■ Aim ■
Compile every line that includes the word "image".

■ Information provided ■
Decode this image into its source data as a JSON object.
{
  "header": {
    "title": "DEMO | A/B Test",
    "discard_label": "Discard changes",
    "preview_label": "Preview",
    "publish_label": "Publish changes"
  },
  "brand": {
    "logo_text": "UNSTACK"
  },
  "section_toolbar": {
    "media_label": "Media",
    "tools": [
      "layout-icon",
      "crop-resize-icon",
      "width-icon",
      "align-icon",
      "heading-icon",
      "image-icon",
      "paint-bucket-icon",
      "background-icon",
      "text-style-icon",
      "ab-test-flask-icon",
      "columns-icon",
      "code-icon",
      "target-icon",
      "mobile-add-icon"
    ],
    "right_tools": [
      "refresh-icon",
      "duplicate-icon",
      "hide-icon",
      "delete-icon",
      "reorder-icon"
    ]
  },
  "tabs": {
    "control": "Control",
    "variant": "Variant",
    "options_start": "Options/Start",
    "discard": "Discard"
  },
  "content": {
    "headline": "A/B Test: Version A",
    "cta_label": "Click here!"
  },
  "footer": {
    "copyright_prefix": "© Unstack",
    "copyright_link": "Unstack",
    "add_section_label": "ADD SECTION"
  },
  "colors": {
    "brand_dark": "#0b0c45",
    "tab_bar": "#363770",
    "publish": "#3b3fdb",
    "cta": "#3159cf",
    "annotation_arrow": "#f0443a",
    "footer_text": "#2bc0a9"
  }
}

■ Finished exercise ■
Decode this image into its source data as a JSON object.
      "image-icon",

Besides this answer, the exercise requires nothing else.